Segment Open
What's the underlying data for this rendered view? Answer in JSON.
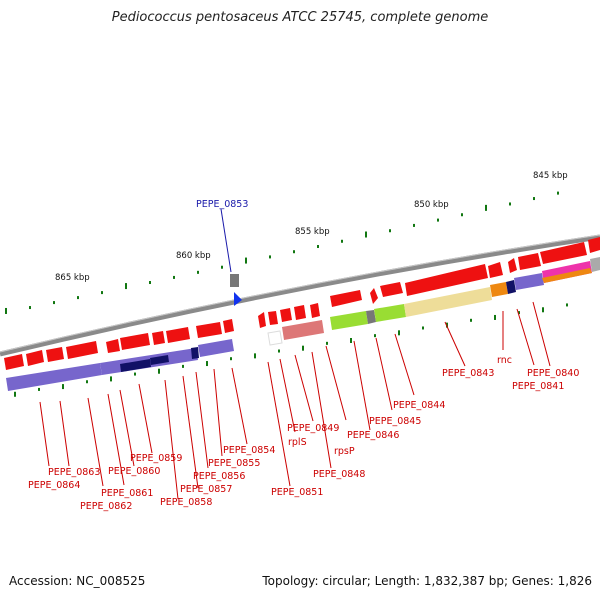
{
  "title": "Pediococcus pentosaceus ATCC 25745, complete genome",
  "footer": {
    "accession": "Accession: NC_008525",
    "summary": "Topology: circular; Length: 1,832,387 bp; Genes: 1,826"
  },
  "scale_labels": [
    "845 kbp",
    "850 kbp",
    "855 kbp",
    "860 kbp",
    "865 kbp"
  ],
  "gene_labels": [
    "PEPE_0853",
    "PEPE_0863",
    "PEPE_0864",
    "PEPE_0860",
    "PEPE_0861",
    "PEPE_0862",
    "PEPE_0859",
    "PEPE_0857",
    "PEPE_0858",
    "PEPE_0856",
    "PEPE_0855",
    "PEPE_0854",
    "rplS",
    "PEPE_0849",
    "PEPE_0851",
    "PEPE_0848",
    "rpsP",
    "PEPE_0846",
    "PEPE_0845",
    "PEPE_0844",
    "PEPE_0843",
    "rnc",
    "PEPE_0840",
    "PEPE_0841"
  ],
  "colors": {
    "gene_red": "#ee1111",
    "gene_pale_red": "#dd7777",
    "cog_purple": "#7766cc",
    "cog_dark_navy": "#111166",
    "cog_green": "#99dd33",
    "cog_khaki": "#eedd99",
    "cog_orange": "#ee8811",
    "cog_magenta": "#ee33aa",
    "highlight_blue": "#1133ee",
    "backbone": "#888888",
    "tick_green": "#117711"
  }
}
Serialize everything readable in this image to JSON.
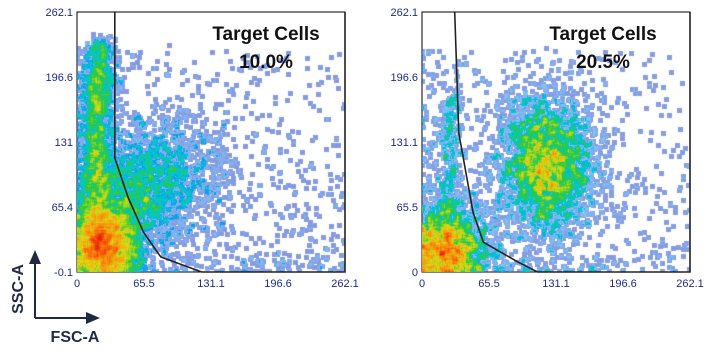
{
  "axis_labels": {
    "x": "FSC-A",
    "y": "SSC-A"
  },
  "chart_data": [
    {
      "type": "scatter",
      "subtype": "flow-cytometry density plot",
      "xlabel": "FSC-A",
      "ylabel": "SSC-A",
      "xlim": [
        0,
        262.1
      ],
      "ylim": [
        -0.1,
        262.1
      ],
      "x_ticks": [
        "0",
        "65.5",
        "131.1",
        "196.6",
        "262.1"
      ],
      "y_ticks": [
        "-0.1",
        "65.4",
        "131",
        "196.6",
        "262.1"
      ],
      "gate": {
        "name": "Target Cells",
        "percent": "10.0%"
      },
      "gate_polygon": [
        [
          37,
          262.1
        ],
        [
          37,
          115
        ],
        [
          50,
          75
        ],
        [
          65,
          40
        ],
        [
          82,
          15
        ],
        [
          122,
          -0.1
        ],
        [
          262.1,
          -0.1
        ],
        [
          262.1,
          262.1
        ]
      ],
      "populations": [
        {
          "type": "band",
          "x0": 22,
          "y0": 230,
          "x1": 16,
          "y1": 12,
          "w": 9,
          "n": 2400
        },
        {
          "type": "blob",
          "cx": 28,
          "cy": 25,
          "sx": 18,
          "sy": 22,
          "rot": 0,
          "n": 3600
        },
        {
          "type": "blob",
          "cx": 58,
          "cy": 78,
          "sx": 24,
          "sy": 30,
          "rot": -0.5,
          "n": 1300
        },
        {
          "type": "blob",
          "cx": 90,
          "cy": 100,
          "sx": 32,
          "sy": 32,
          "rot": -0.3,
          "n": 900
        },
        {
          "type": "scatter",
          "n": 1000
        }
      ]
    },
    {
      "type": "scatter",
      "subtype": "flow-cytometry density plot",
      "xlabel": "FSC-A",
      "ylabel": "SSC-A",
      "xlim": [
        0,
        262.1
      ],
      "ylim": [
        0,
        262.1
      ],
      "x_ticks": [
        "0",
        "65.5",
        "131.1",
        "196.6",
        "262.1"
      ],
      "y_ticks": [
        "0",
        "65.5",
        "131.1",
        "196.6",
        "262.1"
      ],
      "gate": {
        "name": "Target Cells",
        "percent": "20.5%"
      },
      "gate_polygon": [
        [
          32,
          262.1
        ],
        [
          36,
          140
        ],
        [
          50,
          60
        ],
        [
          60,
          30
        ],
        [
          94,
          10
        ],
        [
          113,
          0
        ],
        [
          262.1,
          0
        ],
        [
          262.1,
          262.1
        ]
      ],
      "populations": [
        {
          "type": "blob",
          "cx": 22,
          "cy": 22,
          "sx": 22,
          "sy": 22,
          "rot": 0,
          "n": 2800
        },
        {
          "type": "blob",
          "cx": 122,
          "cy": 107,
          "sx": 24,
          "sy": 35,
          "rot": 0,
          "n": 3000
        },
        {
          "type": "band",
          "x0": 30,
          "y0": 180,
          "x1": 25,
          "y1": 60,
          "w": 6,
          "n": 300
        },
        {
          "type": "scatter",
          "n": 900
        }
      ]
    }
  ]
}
Segment Closed
Segment Open
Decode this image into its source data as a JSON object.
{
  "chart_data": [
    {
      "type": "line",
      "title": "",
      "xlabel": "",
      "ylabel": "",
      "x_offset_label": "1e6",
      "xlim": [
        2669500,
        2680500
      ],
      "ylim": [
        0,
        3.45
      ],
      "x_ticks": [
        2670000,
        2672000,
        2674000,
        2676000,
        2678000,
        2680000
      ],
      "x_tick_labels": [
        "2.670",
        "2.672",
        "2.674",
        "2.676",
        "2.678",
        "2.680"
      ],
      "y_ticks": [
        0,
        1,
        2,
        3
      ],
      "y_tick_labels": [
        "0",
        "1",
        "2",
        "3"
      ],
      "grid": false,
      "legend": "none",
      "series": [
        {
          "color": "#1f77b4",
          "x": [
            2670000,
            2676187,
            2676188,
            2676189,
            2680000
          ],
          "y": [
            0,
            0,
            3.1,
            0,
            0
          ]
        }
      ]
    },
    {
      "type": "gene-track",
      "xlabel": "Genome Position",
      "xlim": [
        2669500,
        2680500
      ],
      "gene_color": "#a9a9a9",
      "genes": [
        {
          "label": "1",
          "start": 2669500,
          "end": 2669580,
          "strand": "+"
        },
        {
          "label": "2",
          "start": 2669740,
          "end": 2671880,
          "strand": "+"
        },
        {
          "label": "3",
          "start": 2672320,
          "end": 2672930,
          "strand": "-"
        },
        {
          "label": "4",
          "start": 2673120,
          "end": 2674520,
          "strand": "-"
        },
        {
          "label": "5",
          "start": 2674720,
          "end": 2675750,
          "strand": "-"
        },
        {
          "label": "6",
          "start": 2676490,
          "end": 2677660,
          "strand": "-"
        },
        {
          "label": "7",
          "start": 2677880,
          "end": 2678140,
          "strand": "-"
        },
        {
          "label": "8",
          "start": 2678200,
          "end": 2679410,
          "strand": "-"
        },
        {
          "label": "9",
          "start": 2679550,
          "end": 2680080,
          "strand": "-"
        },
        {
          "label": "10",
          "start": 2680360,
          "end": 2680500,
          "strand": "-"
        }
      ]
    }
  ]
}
Segment Closed
**What the task asks**
Copy down every line of the material above that includes the string "image".

**Output of the task**
Serialize everything readable in this image to JSON.
Decode this image into its source data as a JSON object.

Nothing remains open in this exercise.